Part of a data file »
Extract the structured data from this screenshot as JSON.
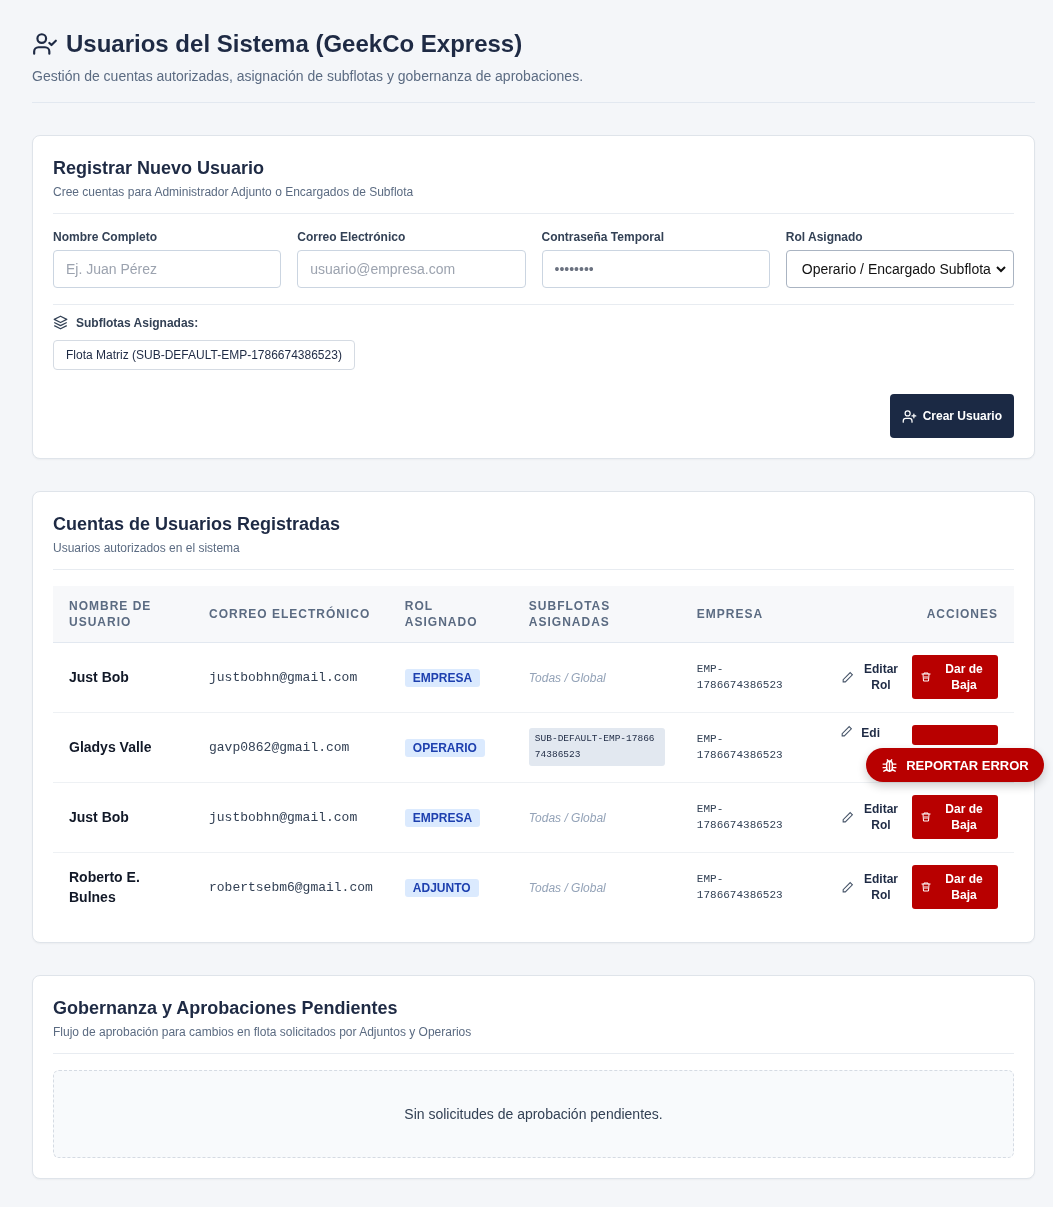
{
  "header": {
    "title": "Usuarios del Sistema (GeekCo Express)",
    "subtitle": "Gestión de cuentas autorizadas, asignación de subflotas y gobernanza de aprobaciones."
  },
  "register": {
    "title": "Registrar Nuevo Usuario",
    "subtitle": "Cree cuentas para Administrador Adjunto o Encargados de Subflota",
    "fields": [
      {
        "kind": "text",
        "label": "Nombre Completo",
        "placeholder": "Ej. Juan Pérez"
      },
      {
        "kind": "text",
        "label": "Correo Electrónico",
        "placeholder": "usuario@empresa.com"
      },
      {
        "kind": "password",
        "label": "Contraseña Temporal",
        "value": "••••••••"
      },
      {
        "kind": "select",
        "label": "Rol Asignado",
        "value": "Operario / Encargado Subflota"
      }
    ],
    "subfleets_label": "Subflotas Asignadas:",
    "subfleets": [
      "Flota Matriz (SUB-DEFAULT-EMP-1786674386523)"
    ],
    "submit": "Crear Usuario"
  },
  "accounts": {
    "title": "Cuentas de Usuarios Registradas",
    "subtitle": "Usuarios autorizados en el sistema",
    "columns": [
      "NOMBRE DE USUARIO",
      "CORREO ELECTRÓNICO",
      "ROL ASIGNADO",
      "SUBFLOTAS ASIGNADAS",
      "EMPRESA",
      "ACCIONES"
    ],
    "rows": [
      {
        "name": "Just Bob",
        "email": "justbobhn@gmail.com",
        "role": "EMPRESA",
        "tagged": false,
        "subfleet": "Todas / Global",
        "company": "EMP-1786674386523",
        "edit": "Editar Rol",
        "delete": "Dar de Baja"
      },
      {
        "name": "Gladys Valle",
        "email": "gavp0862@gmail.com",
        "role": "OPERARIO",
        "tagged": true,
        "subfleet": "SUB-DEFAULT-EMP-1786674386523",
        "company": "EMP-1786674386523",
        "edit": "Edi"
      },
      {
        "name": "Just Bob",
        "email": "justbobhn@gmail.com",
        "role": "EMPRESA",
        "tagged": false,
        "subfleet": "Todas / Global",
        "company": "EMP-1786674386523",
        "edit": "Editar Rol",
        "delete": "Dar de Baja"
      },
      {
        "name": "Roberto E. Bulnes",
        "email": "robertsebm6@gmail.com",
        "role": "ADJUNTO",
        "tagged": false,
        "subfleet": "Todas / Global",
        "company": "EMP-1786674386523",
        "edit": "Editar Rol",
        "delete": "Dar de Baja"
      }
    ]
  },
  "governance": {
    "title": "Gobernanza y Aprobaciones Pendientes",
    "subtitle": "Flujo de aprobación para cambios en flota solicitados por Adjuntos y Operarios",
    "empty": "Sin solicitudes de aprobación pendientes."
  },
  "report_button": "REPORTAR ERROR"
}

Given task » Repeat the material above verbatim. Leave the pictures behind.

Task solution »
Extract the structured data from this screenshot as JSON.
{
  "header": {
    "title": "Usuarios del Sistema (GeekCo Express)",
    "subtitle": "Gestión de cuentas autorizadas, asignación de subflotas y gobernanza de aprobaciones."
  },
  "register": {
    "title": "Registrar Nuevo Usuario",
    "subtitle": "Cree cuentas para Administrador Adjunto o Encargados de Subflota",
    "fields": [
      {
        "kind": "text",
        "label": "Nombre Completo",
        "placeholder": "Ej. Juan Pérez"
      },
      {
        "kind": "text",
        "label": "Correo Electrónico",
        "placeholder": "usuario@empresa.com"
      },
      {
        "kind": "password",
        "label": "Contraseña Temporal",
        "value": "••••••••"
      },
      {
        "kind": "select",
        "label": "Rol Asignado",
        "value": "Operario / Encargado Subflota"
      }
    ],
    "subfleets_label": "Subflotas Asignadas:",
    "subfleets": [
      "Flota Matriz (SUB-DEFAULT-EMP-1786674386523)"
    ],
    "submit": "Crear Usuario"
  },
  "accounts": {
    "title": "Cuentas de Usuarios Registradas",
    "subtitle": "Usuarios autorizados en el sistema",
    "columns": [
      "NOMBRE DE USUARIO",
      "CORREO ELECTRÓNICO",
      "ROL ASIGNADO",
      "SUBFLOTAS ASIGNADAS",
      "EMPRESA",
      "ACCIONES"
    ],
    "rows": [
      {
        "name": "Just Bob",
        "email": "justbobhn@gmail.com",
        "role": "EMPRESA",
        "tagged": false,
        "subfleet": "Todas / Global",
        "company": "EMP-1786674386523",
        "edit": "Editar Rol",
        "delete": "Dar de Baja"
      },
      {
        "name": "Gladys Valle",
        "email": "gavp0862@gmail.com",
        "role": "OPERARIO",
        "tagged": true,
        "subfleet": "SUB-DEFAULT-EMP-1786674386523",
        "company": "EMP-1786674386523",
        "edit": "Edi"
      },
      {
        "name": "Just Bob",
        "email": "justbobhn@gmail.com",
        "role": "EMPRESA",
        "tagged": false,
        "subfleet": "Todas / Global",
        "company": "EMP-1786674386523",
        "edit": "Editar Rol",
        "delete": "Dar de Baja"
      },
      {
        "name": "Roberto E. Bulnes",
        "email": "robertsebm6@gmail.com",
        "role": "ADJUNTO",
        "tagged": false,
        "subfleet": "Todas / Global",
        "company": "EMP-1786674386523",
        "edit": "Editar Rol",
        "delete": "Dar de Baja"
      }
    ]
  },
  "governance": {
    "title": "Gobernanza y Aprobaciones Pendientes",
    "subtitle": "Flujo de aprobación para cambios en flota solicitados por Adjuntos y Operarios",
    "empty": "Sin solicitudes de aprobación pendientes."
  },
  "report_button": "REPORTAR ERROR"
}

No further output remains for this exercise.